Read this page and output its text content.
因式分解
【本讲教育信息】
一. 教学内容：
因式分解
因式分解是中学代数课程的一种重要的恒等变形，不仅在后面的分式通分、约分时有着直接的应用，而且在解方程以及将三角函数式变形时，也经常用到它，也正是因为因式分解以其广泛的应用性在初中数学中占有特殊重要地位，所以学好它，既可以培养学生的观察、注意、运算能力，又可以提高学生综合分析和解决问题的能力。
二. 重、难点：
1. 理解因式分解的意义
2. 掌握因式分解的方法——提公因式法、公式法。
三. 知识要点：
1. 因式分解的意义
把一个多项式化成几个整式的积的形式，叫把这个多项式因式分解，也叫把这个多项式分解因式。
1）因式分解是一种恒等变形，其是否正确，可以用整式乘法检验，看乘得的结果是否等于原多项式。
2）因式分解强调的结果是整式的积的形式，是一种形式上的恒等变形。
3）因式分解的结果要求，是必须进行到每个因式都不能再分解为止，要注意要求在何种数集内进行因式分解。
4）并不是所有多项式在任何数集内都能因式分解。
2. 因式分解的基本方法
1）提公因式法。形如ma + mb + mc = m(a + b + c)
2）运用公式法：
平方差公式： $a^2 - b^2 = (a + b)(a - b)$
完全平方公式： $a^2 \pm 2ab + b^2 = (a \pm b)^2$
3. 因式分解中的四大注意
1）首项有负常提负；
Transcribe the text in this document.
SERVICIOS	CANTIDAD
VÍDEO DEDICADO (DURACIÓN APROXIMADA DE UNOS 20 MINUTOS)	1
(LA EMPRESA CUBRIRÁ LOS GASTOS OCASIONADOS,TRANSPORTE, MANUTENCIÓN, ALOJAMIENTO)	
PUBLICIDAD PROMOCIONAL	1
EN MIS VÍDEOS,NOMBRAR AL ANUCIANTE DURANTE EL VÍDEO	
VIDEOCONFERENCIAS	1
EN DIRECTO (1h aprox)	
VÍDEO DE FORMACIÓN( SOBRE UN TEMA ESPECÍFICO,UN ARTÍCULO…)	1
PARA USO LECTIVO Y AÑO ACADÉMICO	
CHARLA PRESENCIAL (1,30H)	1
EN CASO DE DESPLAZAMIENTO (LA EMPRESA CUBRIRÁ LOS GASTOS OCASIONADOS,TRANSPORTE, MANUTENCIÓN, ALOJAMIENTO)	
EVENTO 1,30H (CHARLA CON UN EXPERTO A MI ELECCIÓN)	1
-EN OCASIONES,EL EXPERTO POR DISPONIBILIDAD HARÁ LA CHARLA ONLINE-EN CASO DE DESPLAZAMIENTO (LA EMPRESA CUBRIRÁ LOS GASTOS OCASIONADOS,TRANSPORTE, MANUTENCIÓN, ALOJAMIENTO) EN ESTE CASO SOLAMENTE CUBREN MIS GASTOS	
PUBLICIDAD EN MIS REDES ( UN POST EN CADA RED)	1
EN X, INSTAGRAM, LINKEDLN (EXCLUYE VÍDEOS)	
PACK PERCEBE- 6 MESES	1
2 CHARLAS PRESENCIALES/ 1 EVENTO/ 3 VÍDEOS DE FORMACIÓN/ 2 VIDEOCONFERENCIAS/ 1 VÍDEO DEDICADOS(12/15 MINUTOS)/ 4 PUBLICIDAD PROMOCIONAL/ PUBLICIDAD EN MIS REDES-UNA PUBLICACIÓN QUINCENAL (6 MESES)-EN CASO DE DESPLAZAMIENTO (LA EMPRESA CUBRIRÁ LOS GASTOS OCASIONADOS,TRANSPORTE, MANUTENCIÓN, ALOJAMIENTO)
.....
Return each line of the data exactly as written above.

Read this page and output its text content.
因式分解
【本讲教育信息】
一. 教学内容：
因式分解
因式分解是中学代数课程的一种重要的恒等变形，不仅在后面的分式通分、约分时有着直接的应用，而且在解方程以及将三角函数式变形时，也经常用到它，也正是因为因式分解以其广泛的应用性在初中数学中占有特殊重要地位，所以学好它，既可以培养学生的观察、注意、运算能力，又可以提高学生综合分析和解决问题的能力。
二. 重、难点：
1. 理解因式分解的意义
2. 掌握因式分解的方法——提公因式法、公式法。
三. 知识要点：
1. 因式分解的意义
把一个多项式化成几个整式的积的形式，叫把这个多项式因式分解，也叫把这个多项式分解因式。
1）因式分解是一种恒等变形，其是否正确，可以用整式乘法检验，看乘得的结果是否等于原多项式。
2）因式分解强调的结果是整式的积的形式，是一种形式上的恒等变形。
3）因式分解的结果要求，是必须进行到每个因式都不能再分解为止，要注意要求在何种数集内进行因式分解。
4）并不是所有多项式在任何数集内都能因式分解。
2. 因式分解的基本方法
1）提公因式法。形如ma + mb + mc = m(a + b + c)
2）运用公式法：
平方差公式： $a^2 - b^2 = (a + b)(a - b)$
完全平方公式： $a^2 \pm 2ab + b^2 = (a \pm b)^2$
3. 因式分解中的四大注意
1）首项有负常提负；
Transcribe the text in this document.
SERVICIOS	CANTIDAD
VÍDEO DEDICADO (DURACIÓN APROXIMADA DE UNOS 20 MINUTOS)	1
(LA EMPRESA CUBRIRÁ LOS GASTOS OCASIONADOS,TRANSPORTE, MANUTENCIÓN, ALOJAMIENTO)	
PUBLICIDAD PROMOCIONAL	1
EN MIS VÍDEOS,NOMBRAR AL ANUCIANTE DURANTE EL VÍDEO	
VIDEOCONFERENCIAS	1
EN DIRECTO (1h aprox)	
VÍDEO DE FORMACIÓN( SOBRE UN TEMA ESPECÍFICO,UN ARTÍCULO…)	1
PARA USO LECTIVO Y AÑO ACADÉMICO	
CHARLA PRESENCIAL (1,30H)	1
EN CASO DE DESPLAZAMIENTO (LA EMPRESA CUBRIRÁ LOS GASTOS OCASIONADOS,TRANSPORTE, MANUTENCIÓN, ALOJAMIENTO)	
EVENTO 1,30H (CHARLA CON UN EXPERTO A MI ELECCIÓN)	1
-EN OCASIONES,EL EXPERTO POR DISPONIBILIDAD HARÁ LA CHARLA ONLINE-EN CASO DE DESPLAZAMIENTO (LA EMPRESA CUBRIRÁ LOS GASTOS OCASIONADOS,TRANSPORTE, MANUTENCIÓN, ALOJAMIENTO) EN ESTE CASO SOLAMENTE CUBREN MIS GASTOS	
PUBLICIDAD EN MIS REDES ( UN POST EN CADA RED)	1
EN X, INSTAGRAM, LINKEDLN (EXCLUYE VÍDEOS)	
PACK PERCEBE- 6 MESES	1
2 CHARLAS PRESENCIALES/ 1 EVENTO/ 3 VÍDEOS DE FORMACIÓN/ 2 VIDEOCONFERENCIAS/ 1 VÍDEO DEDICADOS(12/15 MINUTOS)/ 4 PUBLICIDAD PROMOCIONAL/ PUBLICIDAD EN MIS REDES-UNA PUBLICACIÓN QUINCENAL (6 MESES)-EN CASO DE DESPLAZAMIENTO (LA EMPRESA CUBRIRÁ LOS GASTOS OCASIONADOS,TRANSPORTE, MANUTENCIÓN, ALOJAMIENTO)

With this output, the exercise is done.